:: ROWS ::

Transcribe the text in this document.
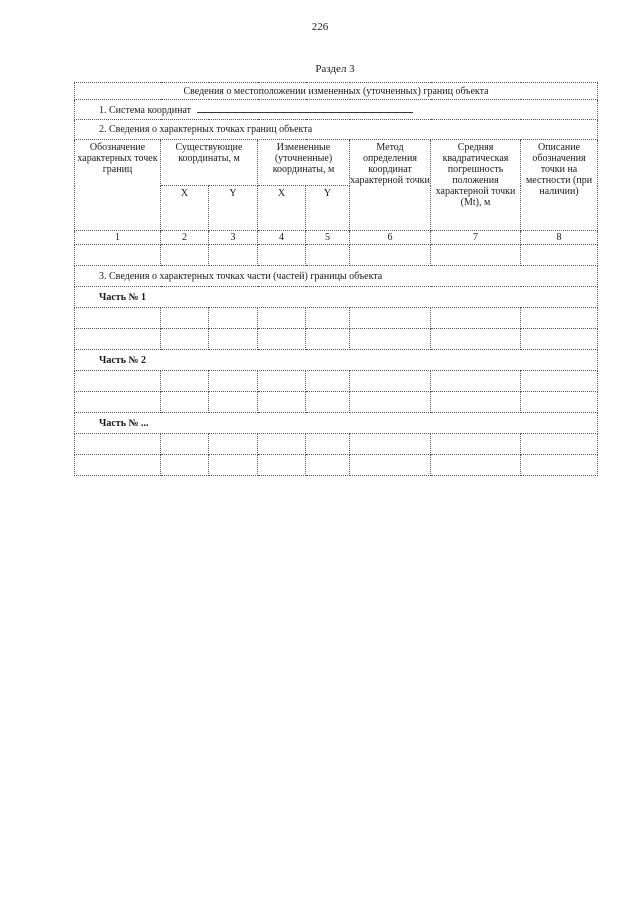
226
Раздел 3
Сведения о местоположении измененных (уточненных) границ объекта							
1. Система координат							
2. Сведения о характерных точках границ объекта							
Обозначение характерных точек границ	Существующие координаты, м		Измененные (уточненные) координаты, м		Метод определения координат характерной точки	Средняя квадратическая погрешность положения характерной точки (Mt), м	Описание обозначения точки на местности (при наличии)
	X	Y	X	Y			
1	2	3	4	5	6	7	8

3. Сведения о характерных точках части (частей) границы объекта							
Часть № 1							

Часть № 2							

Часть № ...							
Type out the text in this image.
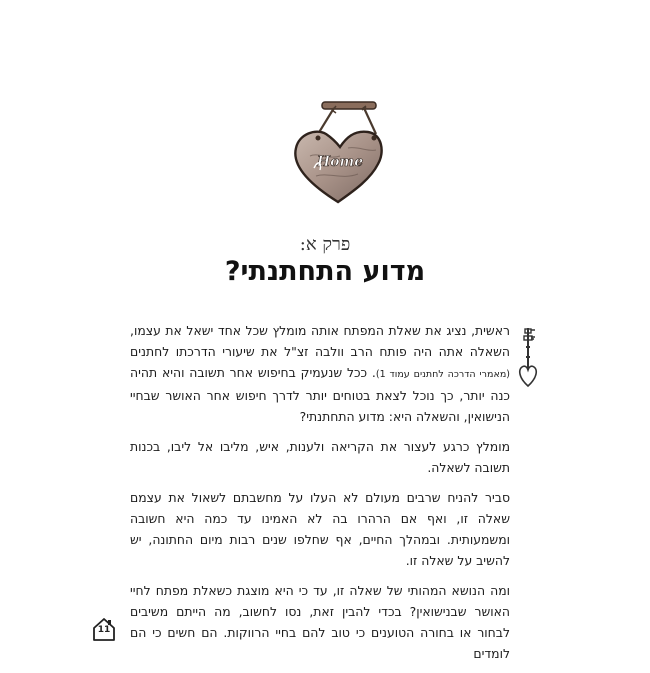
Home
פרק א:
מדוע התחתנתי?

ראשית, נציג את שאלת המפתח אותה מומלץ שכל אחד ישאל את עצמו, השאלה אתה היה פותח הרב וולבה זצ"ל את שיעורי הדרכתו לחתנים (מאמרי הדרכה לחתנים עמוד 1). ככל שנעמיק בחיפוש אחר תשובה והיא תהיה כנה יותר, כך נוכל לצאת בטוחים יותר לדרך חיפוש אחר האושר שבחיי הנישואין, והשאלה היא: מדוע התחתנתי?

מומלץ כרגע לעצור את הקריאה ולענות, איש, מליבו אל ליבו, בכנות תשובה לשאלה.

סביר להניח שרבים מעולם לא העלו על מחשבתם לשאול את עצמם שאלה זו, ואף אם הרהרו בה לא האמינו עד כמה היא חשובה ומשמעותית. ובמהלך החיים, אף שחלפו שנים רבות מיום החתונה, יש להשיב על שאלה זו.

ומה הנושא המהותי של שאלה זו, עד כי היא מוצגת כשאלת מפתח לחיי האושר שבנישואין? בכדי להבין זאת, נסו לחשוב, מה הייתם משיבים לבחור או בחורה הטוענים כי טוב להם בחיי הרווקות. הם חשים כי הם לומדים

11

:::

TO DO >> Each line in the records above should be reproduced exactly; images are not copied.

EXERCISE RESULT >>
Transcribe the text in this document.
226
Раздел 3
Сведения о местоположении измененных (уточненных) границ объекта							
1. Система координат							
2. Сведения о характерных точках границ объекта							
Обозначение характерных точек границ	Существующие координаты, м		Измененные (уточненные) координаты, м		Метод определения координат характерной точки	Средняя квадратическая погрешность положения характерной точки (Mt), м	Описание обозначения точки на местности (при наличии)
	X	Y	X	Y			
1	2	3	4	5	6	7	8

3. Сведения о характерных точках части (частей) границы объекта							
Часть № 1							

Часть № 2							

Часть № ...							
Type out the text in this image.
Home
פרק א:
מדוע התחתנתי?

ראשית, נציג את שאלת המפתח אותה מומלץ שכל אחד ישאל את עצמו, השאלה אתה היה פותח הרב וולבה זצ"ל את שיעורי הדרכתו לחתנים (מאמרי הדרכה לחתנים עמוד 1). ככל שנעמיק בחיפוש אחר תשובה והיא תהיה כנה יותר, כך נוכל לצאת בטוחים יותר לדרך חיפוש אחר האושר שבחיי הנישואין, והשאלה היא: מדוע התחתנתי?

מומלץ כרגע לעצור את הקריאה ולענות, איש, מליבו אל ליבו, בכנות תשובה לשאלה.

סביר להניח שרבים מעולם לא העלו על מחשבתם לשאול את עצמם שאלה זו, ואף אם הרהרו בה לא האמינו עד כמה היא חשובה ומשמעותית. ובמהלך החיים, אף שחלפו שנים רבות מיום החתונה, יש להשיב על שאלה זו.

ומה הנושא המהותי של שאלה זו, עד כי היא מוצגת כשאלת מפתח לחיי האושר שבנישואין? בכדי להבין זאת, נסו לחשוב, מה הייתם משיבים לבחור או בחורה הטוענים כי טוב להם בחיי הרווקות. הם חשים כי הם לומדים

11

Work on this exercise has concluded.